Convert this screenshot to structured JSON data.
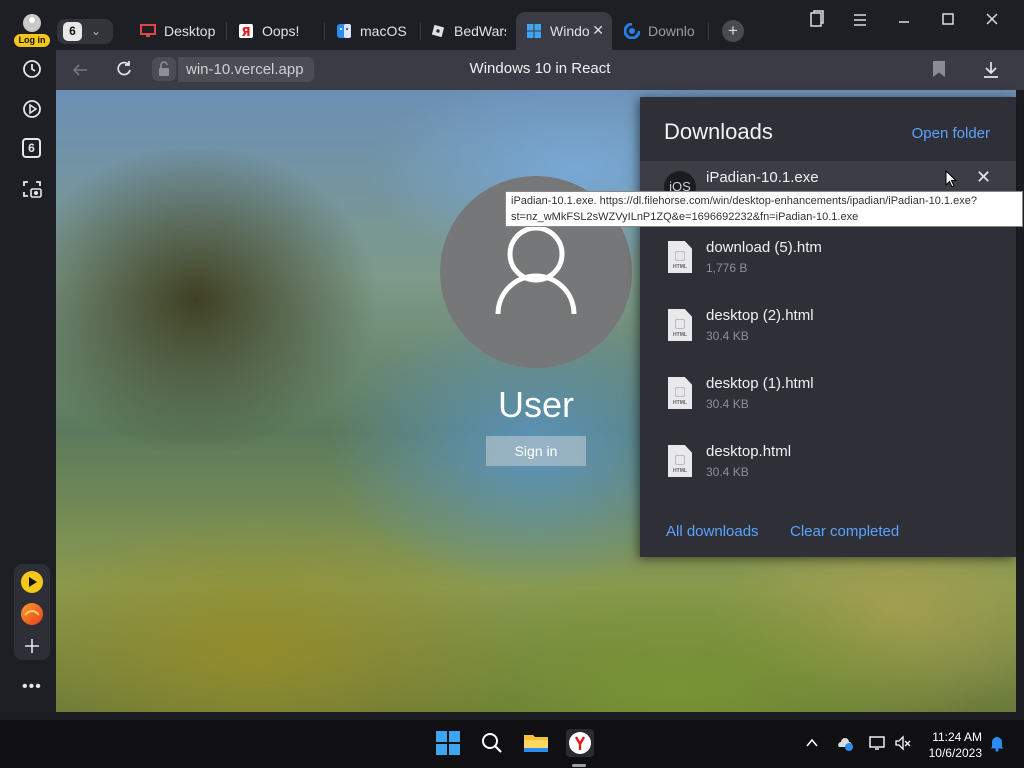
{
  "profile": {
    "login_label": "Log in"
  },
  "tab_switcher": {
    "count": "6"
  },
  "tabs": [
    {
      "label": "Desktop",
      "icon": "monitor-icon"
    },
    {
      "label": "Oops!",
      "icon": "yandex-icon"
    },
    {
      "label": "macOS in",
      "icon": "finder-icon"
    },
    {
      "label": "BedWars",
      "icon": "roblox-icon"
    },
    {
      "label": "Windo",
      "icon": "windows-icon",
      "active": true
    },
    {
      "label": "Downlo",
      "icon": "filehorse-icon"
    }
  ],
  "sidebar": {
    "tab_count": "6",
    "more": "•••"
  },
  "addressbar": {
    "url": "win-10.vercel.app",
    "page_title": "Windows 10 in React"
  },
  "login_screen": {
    "username": "User",
    "signin_label": "Sign in"
  },
  "downloads": {
    "heading": "Downloads",
    "open_folder": "Open folder",
    "items": [
      {
        "name": "iPadian-10.1.exe",
        "size": "",
        "icon": "ios-icon"
      },
      {
        "name": "download (5).htm",
        "size": "1,776 B",
        "icon": "html-file-icon"
      },
      {
        "name": "desktop (2).html",
        "size": "30.4 KB",
        "icon": "html-file-icon"
      },
      {
        "name": "desktop (1).html",
        "size": "30.4 KB",
        "icon": "html-file-icon"
      },
      {
        "name": "desktop.html",
        "size": "30.4 KB",
        "icon": "html-file-icon"
      }
    ],
    "all_downloads": "All downloads",
    "clear_completed": "Clear completed",
    "tooltip_line1": "iPadian-10.1.exe. https://dl.filehorse.com/win/desktop-enhancements/ipadian/iPadian-10.1.exe?",
    "tooltip_line2": "st=nz_wMkFSL2sWZVyILnP1ZQ&e=1696692232&fn=iPadian-10.1.exe"
  },
  "taskbar": {
    "time": "11:24 AM",
    "date": "10/6/2023"
  },
  "colors": {
    "accent_link": "#5aa3ff",
    "login_badge": "#f6c71b",
    "panel_bg": "#2f3037"
  }
}
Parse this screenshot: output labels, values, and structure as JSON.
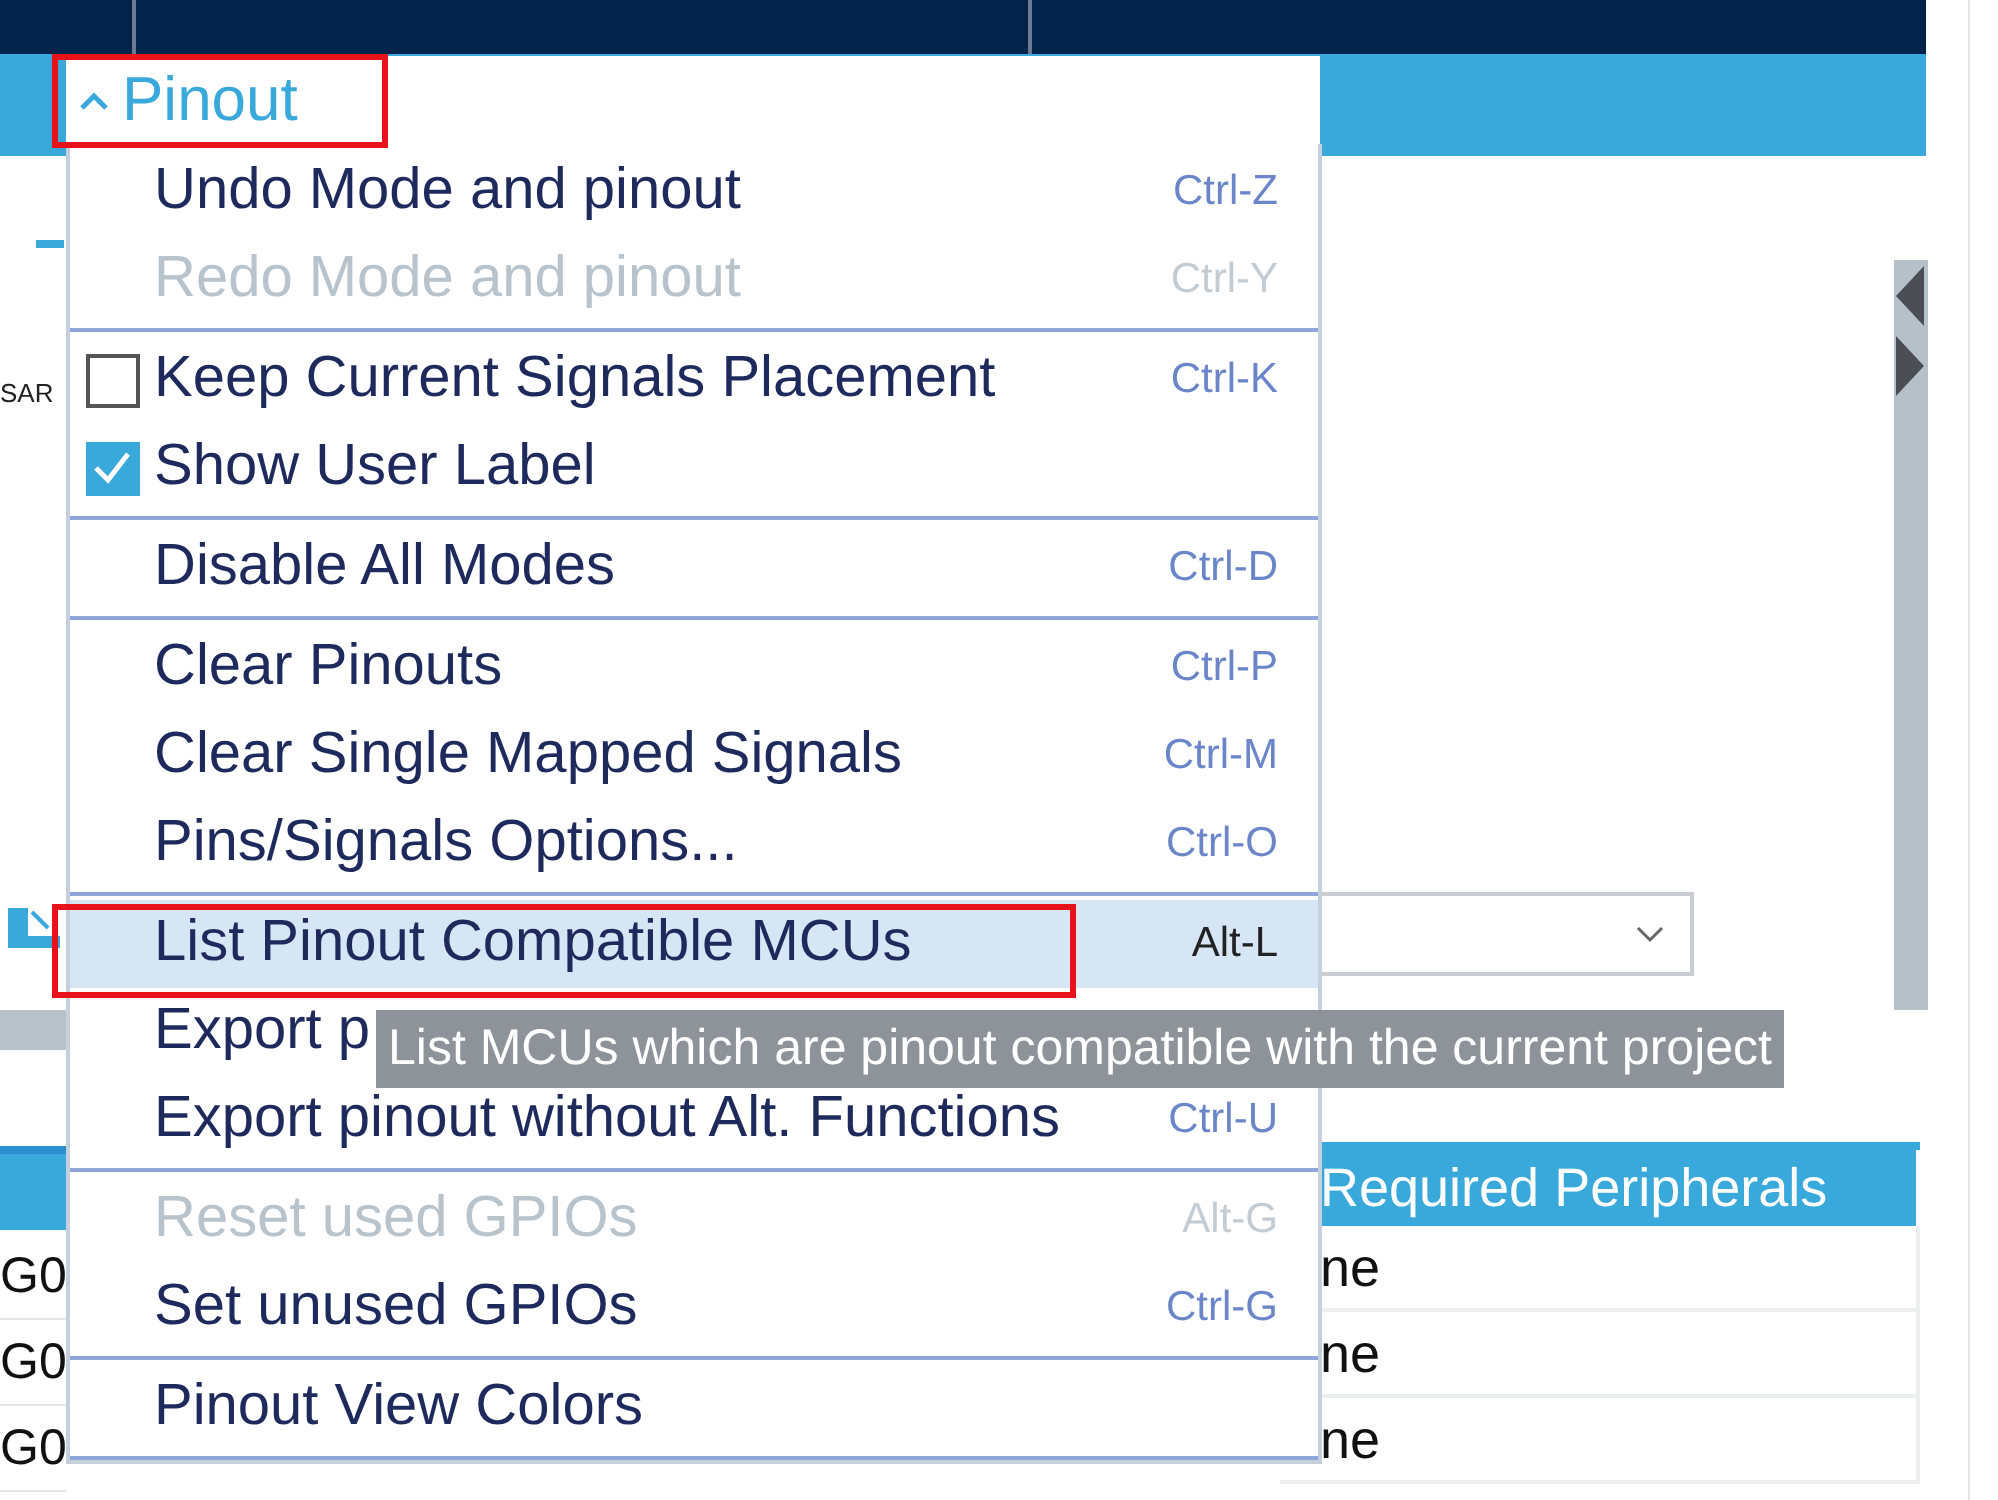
{
  "background": {
    "side_label": "SAR",
    "left_cells": [
      "G0",
      "G0",
      "G0"
    ],
    "table": {
      "columns": [
        "Required Peripherals"
      ],
      "rows": [
        "ne",
        "ne",
        "ne"
      ]
    }
  },
  "menu": {
    "header": {
      "label": "Pinout",
      "annotated": true
    },
    "groups": [
      [
        {
          "kind": "command",
          "label": "Undo Mode and pinout",
          "shortcut": "Ctrl-Z",
          "disabled": false,
          "selected": false,
          "annotated": false
        },
        {
          "kind": "command",
          "label": "Redo Mode and pinout",
          "shortcut": "Ctrl-Y",
          "disabled": true,
          "selected": false,
          "annotated": false
        }
      ],
      [
        {
          "kind": "checkbox",
          "label": "Keep Current Signals Placement",
          "shortcut": "Ctrl-K",
          "checked": false,
          "disabled": false,
          "selected": false,
          "annotated": false
        },
        {
          "kind": "checkbox",
          "label": "Show User Label",
          "checked": true,
          "disabled": false,
          "selected": false,
          "annotated": false
        }
      ],
      [
        {
          "kind": "command",
          "label": "Disable All Modes",
          "shortcut": "Ctrl-D",
          "disabled": false,
          "selected": false,
          "annotated": false
        }
      ],
      [
        {
          "kind": "command",
          "label": "Clear Pinouts",
          "shortcut": "Ctrl-P",
          "disabled": false,
          "selected": false,
          "annotated": false
        },
        {
          "kind": "command",
          "label": "Clear Single Mapped Signals",
          "shortcut": "Ctrl-M",
          "disabled": false,
          "selected": false,
          "annotated": false
        },
        {
          "kind": "command",
          "label": "Pins/Signals Options...",
          "shortcut": "Ctrl-O",
          "disabled": false,
          "selected": false,
          "annotated": false
        }
      ],
      [
        {
          "kind": "command",
          "label": "List Pinout Compatible MCUs",
          "shortcut": "Alt-L",
          "disabled": false,
          "selected": true,
          "annotated": true
        },
        {
          "kind": "command",
          "label": "Export p",
          "disabled": false,
          "selected": false,
          "annotated": false
        },
        {
          "kind": "command",
          "label": "Export pinout without Alt. Functions",
          "shortcut": "Ctrl-U",
          "disabled": false,
          "selected": false,
          "annotated": false
        }
      ],
      [
        {
          "kind": "command",
          "label": "Reset used GPIOs",
          "shortcut": "Alt-G",
          "disabled": true,
          "selected": false,
          "annotated": false
        },
        {
          "kind": "command",
          "label": "Set unused GPIOs",
          "shortcut": "Ctrl-G",
          "disabled": false,
          "selected": false,
          "annotated": false
        }
      ],
      [
        {
          "kind": "command",
          "label": "Pinout View Colors",
          "disabled": false,
          "selected": false,
          "annotated": false
        }
      ]
    ]
  },
  "tooltip": "List MCUs which are pinout compatible with the current project"
}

## What to do:
Show the lines of the records that contain the word "icon".

## Solution for this problem:
      "icon": "monitor-icon"
      "icon": "yandex-icon"
      "icon": "finder-icon"
      "icon": "roblox-icon"
      "icon": "windows-icon",
      "icon": "filehorse-icon"
        "icon": "ios-icon"
        "icon": "html-file-icon"
        "icon": "html-file-icon"
        "icon": "html-file-icon"
        "icon": "html-file-icon"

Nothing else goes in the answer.